> **WHAT IS ASKED**
Gather every row that contains the string "借阅图书", treating case as significant, and copy each one in full.

** Begin MATERIAL PROVIDED **

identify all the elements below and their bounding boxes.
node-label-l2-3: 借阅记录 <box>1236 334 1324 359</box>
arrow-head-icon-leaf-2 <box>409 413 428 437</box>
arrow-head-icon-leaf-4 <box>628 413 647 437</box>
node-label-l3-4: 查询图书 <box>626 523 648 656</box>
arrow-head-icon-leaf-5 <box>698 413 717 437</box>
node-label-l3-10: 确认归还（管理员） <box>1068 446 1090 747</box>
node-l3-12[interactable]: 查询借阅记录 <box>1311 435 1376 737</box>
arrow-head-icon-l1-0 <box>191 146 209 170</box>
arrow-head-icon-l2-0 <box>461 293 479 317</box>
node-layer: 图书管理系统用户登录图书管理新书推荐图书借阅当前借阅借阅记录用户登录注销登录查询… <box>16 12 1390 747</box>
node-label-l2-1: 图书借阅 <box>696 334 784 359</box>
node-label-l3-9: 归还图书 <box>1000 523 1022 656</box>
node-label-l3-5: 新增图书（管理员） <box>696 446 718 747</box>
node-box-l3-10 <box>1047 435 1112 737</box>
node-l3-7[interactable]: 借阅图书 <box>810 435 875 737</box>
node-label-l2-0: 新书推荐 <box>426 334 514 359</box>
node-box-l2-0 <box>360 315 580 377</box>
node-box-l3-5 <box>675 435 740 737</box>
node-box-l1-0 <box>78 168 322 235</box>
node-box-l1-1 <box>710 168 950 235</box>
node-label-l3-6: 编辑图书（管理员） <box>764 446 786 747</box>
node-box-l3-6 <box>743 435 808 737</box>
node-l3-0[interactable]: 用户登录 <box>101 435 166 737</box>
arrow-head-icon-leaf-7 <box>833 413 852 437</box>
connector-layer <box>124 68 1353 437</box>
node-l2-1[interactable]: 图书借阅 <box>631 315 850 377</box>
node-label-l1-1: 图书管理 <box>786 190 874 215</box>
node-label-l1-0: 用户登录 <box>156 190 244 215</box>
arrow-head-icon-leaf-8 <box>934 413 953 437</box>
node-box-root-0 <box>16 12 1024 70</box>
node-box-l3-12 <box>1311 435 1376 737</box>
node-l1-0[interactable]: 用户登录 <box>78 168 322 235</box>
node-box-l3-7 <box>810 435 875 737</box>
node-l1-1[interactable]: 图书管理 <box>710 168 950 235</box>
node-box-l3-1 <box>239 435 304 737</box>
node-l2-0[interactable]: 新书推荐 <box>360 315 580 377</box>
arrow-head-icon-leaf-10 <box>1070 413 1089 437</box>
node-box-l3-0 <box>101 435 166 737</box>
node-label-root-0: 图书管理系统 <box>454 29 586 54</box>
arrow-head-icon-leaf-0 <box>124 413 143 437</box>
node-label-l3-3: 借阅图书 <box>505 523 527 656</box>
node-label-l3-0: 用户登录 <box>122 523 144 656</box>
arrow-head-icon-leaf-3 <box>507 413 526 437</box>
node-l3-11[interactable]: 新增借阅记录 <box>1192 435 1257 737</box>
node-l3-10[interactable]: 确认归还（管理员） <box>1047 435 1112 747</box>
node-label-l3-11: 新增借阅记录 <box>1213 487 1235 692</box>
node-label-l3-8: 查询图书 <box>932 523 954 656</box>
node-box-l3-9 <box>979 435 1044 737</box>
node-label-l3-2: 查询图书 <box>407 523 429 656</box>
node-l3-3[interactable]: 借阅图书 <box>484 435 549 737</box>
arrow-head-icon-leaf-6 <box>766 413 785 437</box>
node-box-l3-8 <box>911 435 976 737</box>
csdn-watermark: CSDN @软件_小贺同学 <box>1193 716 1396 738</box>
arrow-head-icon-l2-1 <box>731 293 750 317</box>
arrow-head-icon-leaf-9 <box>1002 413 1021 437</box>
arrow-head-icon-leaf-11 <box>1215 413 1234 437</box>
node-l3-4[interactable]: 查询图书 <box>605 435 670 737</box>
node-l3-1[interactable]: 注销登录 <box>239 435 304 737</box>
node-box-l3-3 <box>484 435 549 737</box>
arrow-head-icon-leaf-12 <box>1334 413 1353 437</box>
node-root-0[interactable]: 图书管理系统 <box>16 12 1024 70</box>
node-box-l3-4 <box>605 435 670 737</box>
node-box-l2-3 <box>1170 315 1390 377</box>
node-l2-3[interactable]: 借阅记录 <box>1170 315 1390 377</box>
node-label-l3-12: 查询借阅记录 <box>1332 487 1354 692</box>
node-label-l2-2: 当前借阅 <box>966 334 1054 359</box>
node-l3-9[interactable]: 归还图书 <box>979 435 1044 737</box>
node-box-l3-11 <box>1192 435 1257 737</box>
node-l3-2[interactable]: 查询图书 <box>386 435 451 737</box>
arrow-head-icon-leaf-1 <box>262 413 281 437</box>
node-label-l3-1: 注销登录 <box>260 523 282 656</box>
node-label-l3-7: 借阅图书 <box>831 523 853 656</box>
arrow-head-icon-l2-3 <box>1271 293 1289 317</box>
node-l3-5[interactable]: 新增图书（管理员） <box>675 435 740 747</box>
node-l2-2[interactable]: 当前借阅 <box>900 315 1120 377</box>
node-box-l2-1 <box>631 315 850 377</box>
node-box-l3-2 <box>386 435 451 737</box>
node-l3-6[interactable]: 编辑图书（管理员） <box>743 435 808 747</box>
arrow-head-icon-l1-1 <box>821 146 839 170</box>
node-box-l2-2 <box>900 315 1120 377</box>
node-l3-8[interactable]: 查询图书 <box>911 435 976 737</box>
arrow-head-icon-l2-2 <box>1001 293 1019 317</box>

** End MATERIAL PROVIDED **

> **ANSWER TO THIS PROBLEM**
node-l3-7[interactable]: 借阅图书 <box>810 435 875 737</box>
node-label-l3-3: 借阅图书 <box>505 523 527 656</box>
node-l3-3[interactable]: 借阅图书 <box>484 435 549 737</box>
node-label-l3-7: 借阅图书 <box>831 523 853 656</box>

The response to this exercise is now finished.